■ **The problem**: In the material below, the lines containing the word "Home" are required; copy each of them.

Collected data entries:
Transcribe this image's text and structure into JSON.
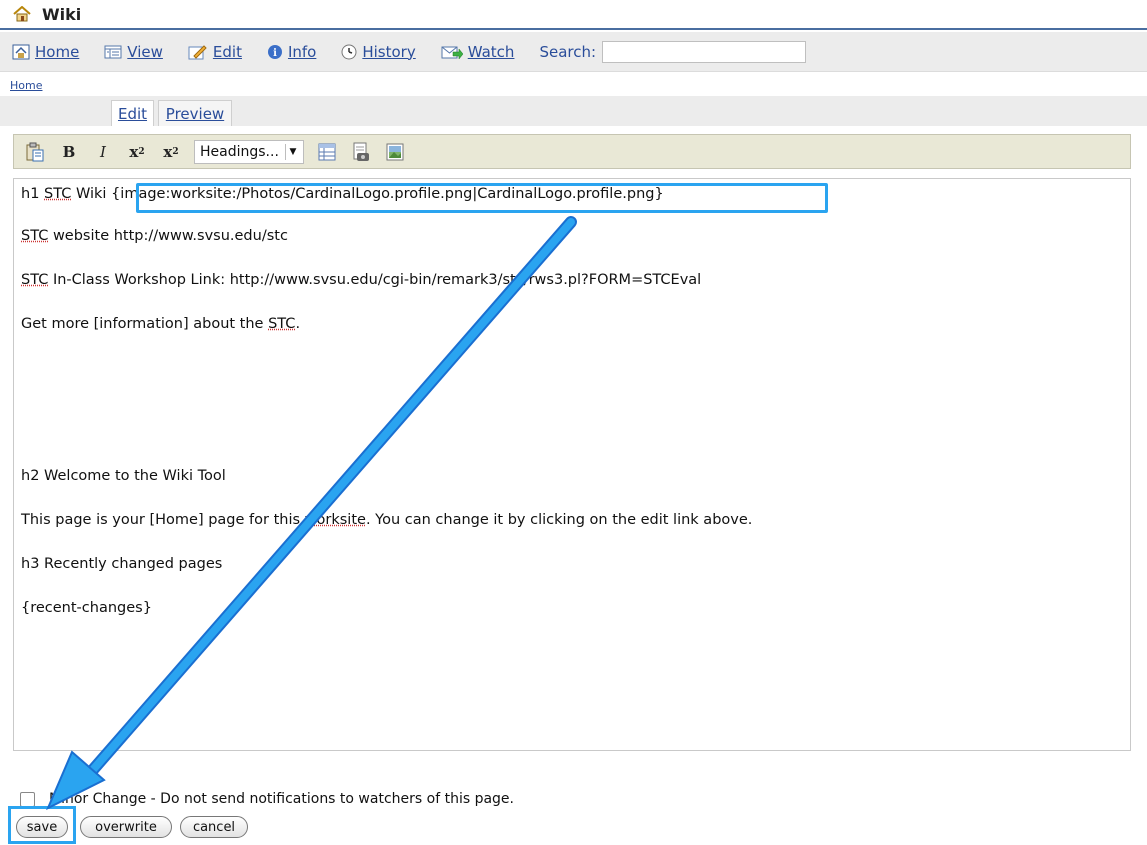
{
  "window": {
    "title": "Wiki"
  },
  "toolbar": {
    "home": "Home",
    "view": "View",
    "edit": "Edit",
    "info": "Info",
    "history": "History",
    "watch": "Watch",
    "search_label": "Search:",
    "search_value": ""
  },
  "breadcrumb": "Home",
  "tabs": [
    {
      "label": "Edit",
      "selected": true
    },
    {
      "label": "Preview",
      "selected": false
    }
  ],
  "editor_toolbar": {
    "bold": "B",
    "italic": "I",
    "superscript": "x",
    "subscript": "x",
    "headings": "Headings..."
  },
  "content": {
    "line1_prefix": "h1 ",
    "line1_stc": "STC",
    "line1_mid": " Wiki  ",
    "line1_image": "{image:worksite:/Photos/CardinalLogo.profile.png|CardinalLogo.profile.png}",
    "line2_stc": "STC",
    "line2_rest": " website http://www.svsu.edu/stc",
    "line3_stc": "STC",
    "line3_rest": " In-Class Workshop Link: http://www.svsu.edu/cgi-bin/remark3/stc/rws3.pl?FORM=STCEval",
    "line4_prefix": "Get more [information] about the ",
    "line4_stc": "STC",
    "line4_suffix": ".",
    "line5": "h2 Welcome to the Wiki Tool",
    "line6_prefix": "This page is your [Home] page for this ",
    "line6_worksite": "worksite",
    "line6_suffix": ". You can change it by clicking on the edit link above.",
    "line7": "h3 Recently changed pages",
    "line8": "{recent-changes}"
  },
  "minor_change": {
    "checked": false,
    "label": "Minor Change - Do not send notifications to watchers of this page."
  },
  "buttons": {
    "save": "save",
    "overwrite": "overwrite",
    "cancel": "cancel"
  },
  "colors": {
    "link": "#2a4d9a",
    "highlight": "#2aa4f0",
    "editor_toolbar_bg": "#e9e8d6"
  }
}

■ **Result of this exercise**:
    "home": "Home",
  "breadcrumb": "Home",
    "line6_prefix": "This page is your [Home] page for this ",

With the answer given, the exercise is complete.